▸ What you are asked to do
Repeat each line exactly as it is written.

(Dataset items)
--- begin ---

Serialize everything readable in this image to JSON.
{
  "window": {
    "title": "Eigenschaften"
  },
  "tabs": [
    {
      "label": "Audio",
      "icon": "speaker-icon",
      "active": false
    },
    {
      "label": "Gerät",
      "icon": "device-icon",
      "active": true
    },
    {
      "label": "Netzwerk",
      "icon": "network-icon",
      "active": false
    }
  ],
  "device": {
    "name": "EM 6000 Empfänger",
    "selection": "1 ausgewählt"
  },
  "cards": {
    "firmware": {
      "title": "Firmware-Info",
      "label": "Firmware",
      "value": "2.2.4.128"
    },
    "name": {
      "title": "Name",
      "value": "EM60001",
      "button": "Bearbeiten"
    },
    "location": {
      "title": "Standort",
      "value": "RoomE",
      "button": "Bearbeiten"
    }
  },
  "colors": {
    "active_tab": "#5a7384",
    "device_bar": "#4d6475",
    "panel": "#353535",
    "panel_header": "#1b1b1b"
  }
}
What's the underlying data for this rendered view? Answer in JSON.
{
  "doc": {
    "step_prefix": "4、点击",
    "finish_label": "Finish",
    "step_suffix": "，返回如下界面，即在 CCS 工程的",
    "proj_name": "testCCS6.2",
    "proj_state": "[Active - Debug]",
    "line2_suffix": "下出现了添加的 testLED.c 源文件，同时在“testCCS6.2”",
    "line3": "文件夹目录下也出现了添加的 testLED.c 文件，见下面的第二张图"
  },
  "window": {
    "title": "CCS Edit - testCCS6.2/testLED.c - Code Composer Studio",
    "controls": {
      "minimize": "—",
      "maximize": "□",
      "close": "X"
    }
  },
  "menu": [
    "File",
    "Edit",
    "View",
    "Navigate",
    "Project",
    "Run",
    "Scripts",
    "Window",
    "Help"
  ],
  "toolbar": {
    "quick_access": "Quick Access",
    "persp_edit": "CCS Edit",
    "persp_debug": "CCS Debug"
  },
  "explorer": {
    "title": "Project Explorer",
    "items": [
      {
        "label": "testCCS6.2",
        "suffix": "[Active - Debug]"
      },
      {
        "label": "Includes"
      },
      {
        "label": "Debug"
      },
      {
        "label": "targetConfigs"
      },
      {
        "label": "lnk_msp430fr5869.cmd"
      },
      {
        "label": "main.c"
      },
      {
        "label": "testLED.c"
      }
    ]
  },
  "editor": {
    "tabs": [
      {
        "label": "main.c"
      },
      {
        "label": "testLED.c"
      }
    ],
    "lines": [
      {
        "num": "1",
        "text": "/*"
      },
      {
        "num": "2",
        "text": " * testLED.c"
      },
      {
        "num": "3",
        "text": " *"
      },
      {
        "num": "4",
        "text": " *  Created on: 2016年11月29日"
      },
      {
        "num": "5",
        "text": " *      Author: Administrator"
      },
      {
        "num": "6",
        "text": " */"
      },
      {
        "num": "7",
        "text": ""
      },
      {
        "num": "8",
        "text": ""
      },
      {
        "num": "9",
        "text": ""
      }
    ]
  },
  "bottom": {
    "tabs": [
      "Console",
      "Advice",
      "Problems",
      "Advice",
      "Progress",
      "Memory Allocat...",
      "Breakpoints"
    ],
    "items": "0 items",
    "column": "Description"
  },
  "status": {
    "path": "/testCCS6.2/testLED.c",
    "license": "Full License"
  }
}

--- end ---

▸ Reply to the exercise
Serialize everything readable in this image to JSON.
{
  "window": {
    "title": "Eigenschaften"
  },
  "tabs": [
    {
      "label": "Audio",
      "icon": "speaker-icon",
      "active": false
    },
    {
      "label": "Gerät",
      "icon": "device-icon",
      "active": true
    },
    {
      "label": "Netzwerk",
      "icon": "network-icon",
      "active": false
    }
  ],
  "device": {
    "name": "EM 6000 Empfänger",
    "selection": "1 ausgewählt"
  },
  "cards": {
    "firmware": {
      "title": "Firmware-Info",
      "label": "Firmware",
      "value": "2.2.4.128"
    },
    "name": {
      "title": "Name",
      "value": "EM60001",
      "button": "Bearbeiten"
    },
    "location": {
      "title": "Standort",
      "value": "RoomE",
      "button": "Bearbeiten"
    }
  },
  "colors": {
    "active_tab": "#5a7384",
    "device_bar": "#4d6475",
    "panel": "#353535",
    "panel_header": "#1b1b1b"
  }
}
What's the underlying data for this rendered view? Answer in JSON.
{
  "doc": {
    "step_prefix": "4、点击",
    "finish_label": "Finish",
    "step_suffix": "，返回如下界面，即在 CCS 工程的",
    "proj_name": "testCCS6.2",
    "proj_state": "[Active - Debug]",
    "line2_suffix": "下出现了添加的 testLED.c 源文件，同时在“testCCS6.2”",
    "line3": "文件夹目录下也出现了添加的 testLED.c 文件，见下面的第二张图"
  },
  "window": {
    "title": "CCS Edit - testCCS6.2/testLED.c - Code Composer Studio",
    "controls": {
      "minimize": "—",
      "maximize": "□",
      "close": "X"
    }
  },
  "menu": [
    "File",
    "Edit",
    "View",
    "Navigate",
    "Project",
    "Run",
    "Scripts",
    "Window",
    "Help"
  ],
  "toolbar": {
    "quick_access": "Quick Access",
    "persp_edit": "CCS Edit",
    "persp_debug": "CCS Debug"
  },
  "explorer": {
    "title": "Project Explorer",
    "items": [
      {
        "label": "testCCS6.2",
        "suffix": "[Active - Debug]"
      },
      {
        "label": "Includes"
      },
      {
        "label": "Debug"
      },
      {
        "label": "targetConfigs"
      },
      {
        "label": "lnk_msp430fr5869.cmd"
      },
      {
        "label": "main.c"
      },
      {
        "label": "testLED.c"
      }
    ]
  },
  "editor": {
    "tabs": [
      {
        "label": "main.c"
      },
      {
        "label": "testLED.c"
      }
    ],
    "lines": [
      {
        "num": "1",
        "text": "/*"
      },
      {
        "num": "2",
        "text": " * testLED.c"
      },
      {
        "num": "3",
        "text": " *"
      },
      {
        "num": "4",
        "text": " *  Created on: 2016年11月29日"
      },
      {
        "num": "5",
        "text": " *      Author: Administrator"
      },
      {
        "num": "6",
        "text": " */"
      },
      {
        "num": "7",
        "text": ""
      },
      {
        "num": "8",
        "text": ""
      },
      {
        "num": "9",
        "text": ""
      }
    ]
  },
  "bottom": {
    "tabs": [
      "Console",
      "Advice",
      "Problems",
      "Advice",
      "Progress",
      "Memory Allocat...",
      "Breakpoints"
    ],
    "items": "0 items",
    "column": "Description"
  },
  "status": {
    "path": "/testCCS6.2/testLED.c",
    "license": "Full License"
  }
}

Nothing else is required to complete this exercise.